» **GIVEN TASK**:
Keep only those lines of the records that include the string "Total".

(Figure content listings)
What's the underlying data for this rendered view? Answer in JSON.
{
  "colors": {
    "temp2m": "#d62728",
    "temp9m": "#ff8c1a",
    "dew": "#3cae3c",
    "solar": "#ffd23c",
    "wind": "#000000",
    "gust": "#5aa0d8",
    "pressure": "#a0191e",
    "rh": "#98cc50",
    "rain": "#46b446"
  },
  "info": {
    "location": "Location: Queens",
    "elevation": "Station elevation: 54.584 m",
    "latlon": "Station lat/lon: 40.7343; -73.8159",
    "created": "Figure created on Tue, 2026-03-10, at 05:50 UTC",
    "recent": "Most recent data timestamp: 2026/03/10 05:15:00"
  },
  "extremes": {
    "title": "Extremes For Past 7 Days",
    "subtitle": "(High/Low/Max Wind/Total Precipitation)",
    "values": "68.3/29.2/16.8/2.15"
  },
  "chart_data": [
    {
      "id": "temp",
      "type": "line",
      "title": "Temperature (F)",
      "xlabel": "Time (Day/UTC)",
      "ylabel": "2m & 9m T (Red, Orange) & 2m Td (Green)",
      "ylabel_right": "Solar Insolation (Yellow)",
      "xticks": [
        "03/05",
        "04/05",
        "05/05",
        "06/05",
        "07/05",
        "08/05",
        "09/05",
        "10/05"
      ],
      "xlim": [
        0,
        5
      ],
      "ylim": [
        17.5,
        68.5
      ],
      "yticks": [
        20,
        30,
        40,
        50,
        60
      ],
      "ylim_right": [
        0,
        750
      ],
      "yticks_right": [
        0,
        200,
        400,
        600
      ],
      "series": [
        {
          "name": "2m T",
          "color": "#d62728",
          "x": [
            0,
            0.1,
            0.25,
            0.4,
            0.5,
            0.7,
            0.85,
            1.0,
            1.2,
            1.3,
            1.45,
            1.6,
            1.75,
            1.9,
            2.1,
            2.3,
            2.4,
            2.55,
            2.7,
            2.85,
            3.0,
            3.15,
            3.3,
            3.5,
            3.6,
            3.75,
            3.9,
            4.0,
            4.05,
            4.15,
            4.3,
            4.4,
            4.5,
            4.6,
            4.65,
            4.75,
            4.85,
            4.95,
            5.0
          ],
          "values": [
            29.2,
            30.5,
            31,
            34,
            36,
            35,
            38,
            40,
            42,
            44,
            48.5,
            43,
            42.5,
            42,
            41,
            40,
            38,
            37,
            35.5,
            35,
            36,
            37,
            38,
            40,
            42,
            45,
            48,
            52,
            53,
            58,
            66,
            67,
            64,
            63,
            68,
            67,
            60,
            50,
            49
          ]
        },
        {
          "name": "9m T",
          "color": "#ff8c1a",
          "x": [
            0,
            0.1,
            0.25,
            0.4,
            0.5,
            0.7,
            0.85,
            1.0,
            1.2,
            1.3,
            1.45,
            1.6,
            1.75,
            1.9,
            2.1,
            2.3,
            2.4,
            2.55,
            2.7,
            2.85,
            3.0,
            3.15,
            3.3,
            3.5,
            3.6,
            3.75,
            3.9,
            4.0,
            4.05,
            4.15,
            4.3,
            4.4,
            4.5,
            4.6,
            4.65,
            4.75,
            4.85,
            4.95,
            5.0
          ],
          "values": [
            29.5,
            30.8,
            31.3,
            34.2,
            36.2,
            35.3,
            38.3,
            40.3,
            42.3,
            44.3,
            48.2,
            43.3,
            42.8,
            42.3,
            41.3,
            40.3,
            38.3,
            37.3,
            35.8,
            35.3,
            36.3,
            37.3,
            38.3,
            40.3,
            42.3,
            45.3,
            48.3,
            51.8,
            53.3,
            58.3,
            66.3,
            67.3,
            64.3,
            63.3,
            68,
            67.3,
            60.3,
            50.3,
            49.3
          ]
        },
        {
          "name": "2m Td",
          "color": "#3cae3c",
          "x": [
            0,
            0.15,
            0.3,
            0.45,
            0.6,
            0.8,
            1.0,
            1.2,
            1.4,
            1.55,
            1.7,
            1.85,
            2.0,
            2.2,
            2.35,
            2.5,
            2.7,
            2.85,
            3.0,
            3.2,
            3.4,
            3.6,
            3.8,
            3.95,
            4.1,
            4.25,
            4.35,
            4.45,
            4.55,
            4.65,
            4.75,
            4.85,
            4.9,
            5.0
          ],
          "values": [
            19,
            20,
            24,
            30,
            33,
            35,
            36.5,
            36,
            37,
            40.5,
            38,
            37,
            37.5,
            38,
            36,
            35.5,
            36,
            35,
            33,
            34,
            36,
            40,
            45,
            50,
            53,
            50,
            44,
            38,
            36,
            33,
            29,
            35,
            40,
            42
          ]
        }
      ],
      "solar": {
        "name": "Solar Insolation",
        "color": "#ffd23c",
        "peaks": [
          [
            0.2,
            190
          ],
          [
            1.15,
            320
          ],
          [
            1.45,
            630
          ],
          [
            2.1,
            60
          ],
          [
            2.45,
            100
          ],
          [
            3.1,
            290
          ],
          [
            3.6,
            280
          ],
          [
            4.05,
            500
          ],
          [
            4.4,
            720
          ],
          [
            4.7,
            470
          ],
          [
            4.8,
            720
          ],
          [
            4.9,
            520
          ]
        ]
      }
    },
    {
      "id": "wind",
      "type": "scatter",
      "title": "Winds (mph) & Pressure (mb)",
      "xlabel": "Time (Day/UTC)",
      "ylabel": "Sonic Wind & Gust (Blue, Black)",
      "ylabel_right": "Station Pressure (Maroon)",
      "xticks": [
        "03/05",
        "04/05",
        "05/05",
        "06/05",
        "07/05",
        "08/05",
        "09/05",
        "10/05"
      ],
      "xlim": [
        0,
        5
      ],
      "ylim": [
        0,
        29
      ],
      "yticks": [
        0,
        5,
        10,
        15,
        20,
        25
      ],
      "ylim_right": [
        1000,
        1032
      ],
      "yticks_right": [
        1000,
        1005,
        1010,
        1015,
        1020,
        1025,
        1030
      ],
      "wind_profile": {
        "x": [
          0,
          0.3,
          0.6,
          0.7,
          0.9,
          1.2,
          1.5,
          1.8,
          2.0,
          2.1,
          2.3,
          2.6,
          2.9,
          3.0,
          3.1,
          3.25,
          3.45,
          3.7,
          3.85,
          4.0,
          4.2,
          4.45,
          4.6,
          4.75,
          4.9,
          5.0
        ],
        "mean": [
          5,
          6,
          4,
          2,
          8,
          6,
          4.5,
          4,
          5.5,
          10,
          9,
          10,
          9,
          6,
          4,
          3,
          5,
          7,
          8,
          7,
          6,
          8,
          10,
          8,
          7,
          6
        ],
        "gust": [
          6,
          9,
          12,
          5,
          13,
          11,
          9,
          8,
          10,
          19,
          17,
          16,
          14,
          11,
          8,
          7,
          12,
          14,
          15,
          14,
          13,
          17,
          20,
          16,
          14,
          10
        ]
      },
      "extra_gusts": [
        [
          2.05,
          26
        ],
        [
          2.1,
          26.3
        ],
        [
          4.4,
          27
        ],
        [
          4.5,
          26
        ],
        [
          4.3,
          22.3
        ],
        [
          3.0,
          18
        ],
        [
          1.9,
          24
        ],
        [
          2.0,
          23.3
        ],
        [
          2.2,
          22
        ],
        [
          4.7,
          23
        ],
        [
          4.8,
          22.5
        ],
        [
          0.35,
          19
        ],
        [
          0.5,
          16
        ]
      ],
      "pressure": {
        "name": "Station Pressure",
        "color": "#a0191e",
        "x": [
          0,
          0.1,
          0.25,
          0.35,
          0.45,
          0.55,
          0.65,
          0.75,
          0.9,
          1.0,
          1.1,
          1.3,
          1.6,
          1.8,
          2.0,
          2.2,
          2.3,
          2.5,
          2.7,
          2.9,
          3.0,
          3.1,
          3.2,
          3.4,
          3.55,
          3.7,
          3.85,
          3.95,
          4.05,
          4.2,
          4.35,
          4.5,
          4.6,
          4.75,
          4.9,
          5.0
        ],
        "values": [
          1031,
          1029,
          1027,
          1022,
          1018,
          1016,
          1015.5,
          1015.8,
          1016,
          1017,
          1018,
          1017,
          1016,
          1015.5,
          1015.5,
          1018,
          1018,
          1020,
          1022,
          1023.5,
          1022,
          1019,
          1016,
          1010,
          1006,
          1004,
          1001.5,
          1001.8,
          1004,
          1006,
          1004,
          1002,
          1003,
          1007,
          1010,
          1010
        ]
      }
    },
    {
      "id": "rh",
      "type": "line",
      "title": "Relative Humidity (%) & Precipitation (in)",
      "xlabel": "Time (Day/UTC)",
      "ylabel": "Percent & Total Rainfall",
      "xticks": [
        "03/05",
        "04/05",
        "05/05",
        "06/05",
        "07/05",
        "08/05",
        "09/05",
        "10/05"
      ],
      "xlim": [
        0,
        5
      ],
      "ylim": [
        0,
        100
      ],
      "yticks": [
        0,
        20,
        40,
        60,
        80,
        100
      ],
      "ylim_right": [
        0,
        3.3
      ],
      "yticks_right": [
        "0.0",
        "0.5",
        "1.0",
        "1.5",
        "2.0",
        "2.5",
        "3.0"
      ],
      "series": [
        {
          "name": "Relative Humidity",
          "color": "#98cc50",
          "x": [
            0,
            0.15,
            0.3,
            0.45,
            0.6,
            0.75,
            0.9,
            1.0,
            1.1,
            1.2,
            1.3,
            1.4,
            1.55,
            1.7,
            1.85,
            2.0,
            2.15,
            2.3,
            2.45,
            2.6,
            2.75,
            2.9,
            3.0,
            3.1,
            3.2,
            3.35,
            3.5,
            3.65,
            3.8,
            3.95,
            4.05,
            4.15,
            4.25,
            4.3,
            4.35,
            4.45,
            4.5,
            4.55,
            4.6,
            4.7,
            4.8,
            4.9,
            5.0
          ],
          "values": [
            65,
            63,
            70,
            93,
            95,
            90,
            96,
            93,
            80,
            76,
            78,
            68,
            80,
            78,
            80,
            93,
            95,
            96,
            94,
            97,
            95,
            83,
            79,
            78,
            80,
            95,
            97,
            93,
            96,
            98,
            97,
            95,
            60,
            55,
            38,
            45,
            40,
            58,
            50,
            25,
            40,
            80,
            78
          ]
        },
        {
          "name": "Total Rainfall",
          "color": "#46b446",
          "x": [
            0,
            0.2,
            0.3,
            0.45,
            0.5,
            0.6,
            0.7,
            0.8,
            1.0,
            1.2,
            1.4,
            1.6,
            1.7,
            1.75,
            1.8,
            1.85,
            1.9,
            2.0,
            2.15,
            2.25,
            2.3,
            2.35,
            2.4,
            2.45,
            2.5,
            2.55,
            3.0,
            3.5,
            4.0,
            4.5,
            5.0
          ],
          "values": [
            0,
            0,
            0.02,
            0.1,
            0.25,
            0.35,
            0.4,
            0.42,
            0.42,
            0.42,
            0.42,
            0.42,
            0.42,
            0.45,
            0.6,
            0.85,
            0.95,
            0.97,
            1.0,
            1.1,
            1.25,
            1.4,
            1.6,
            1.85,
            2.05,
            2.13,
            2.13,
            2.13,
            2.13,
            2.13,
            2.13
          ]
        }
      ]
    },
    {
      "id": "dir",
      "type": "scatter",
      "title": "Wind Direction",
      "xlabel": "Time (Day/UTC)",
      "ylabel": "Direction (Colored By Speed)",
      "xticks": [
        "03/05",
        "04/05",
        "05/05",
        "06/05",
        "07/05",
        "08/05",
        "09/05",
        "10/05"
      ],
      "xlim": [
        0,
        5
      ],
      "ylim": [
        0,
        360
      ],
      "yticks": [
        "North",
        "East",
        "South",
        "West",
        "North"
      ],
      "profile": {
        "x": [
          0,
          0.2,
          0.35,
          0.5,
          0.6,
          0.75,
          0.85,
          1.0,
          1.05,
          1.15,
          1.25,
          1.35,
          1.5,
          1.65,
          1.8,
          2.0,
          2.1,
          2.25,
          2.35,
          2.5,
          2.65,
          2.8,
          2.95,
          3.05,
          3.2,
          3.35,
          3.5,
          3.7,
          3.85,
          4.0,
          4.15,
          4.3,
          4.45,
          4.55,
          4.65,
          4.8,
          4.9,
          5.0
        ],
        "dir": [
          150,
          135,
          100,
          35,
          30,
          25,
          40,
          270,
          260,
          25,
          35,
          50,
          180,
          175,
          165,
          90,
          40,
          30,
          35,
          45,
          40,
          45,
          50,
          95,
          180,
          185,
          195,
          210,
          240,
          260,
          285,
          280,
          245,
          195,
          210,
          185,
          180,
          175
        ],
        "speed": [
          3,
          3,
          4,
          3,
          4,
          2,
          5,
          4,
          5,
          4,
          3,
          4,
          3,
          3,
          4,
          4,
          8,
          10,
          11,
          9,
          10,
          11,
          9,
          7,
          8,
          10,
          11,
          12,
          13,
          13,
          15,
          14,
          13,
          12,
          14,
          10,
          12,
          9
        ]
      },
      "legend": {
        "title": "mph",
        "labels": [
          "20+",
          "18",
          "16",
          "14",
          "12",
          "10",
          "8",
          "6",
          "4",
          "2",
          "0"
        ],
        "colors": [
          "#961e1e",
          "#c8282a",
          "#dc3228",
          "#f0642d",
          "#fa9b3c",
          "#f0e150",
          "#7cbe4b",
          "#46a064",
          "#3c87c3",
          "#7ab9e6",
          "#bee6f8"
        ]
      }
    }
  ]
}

» **RESULT OF THE TASK**:
    "subtitle": "(High/Low/Max Wind/Total Precipitation)",
      "ylabel": "Percent & Total Rainfall",
          "name": "Total Rainfall",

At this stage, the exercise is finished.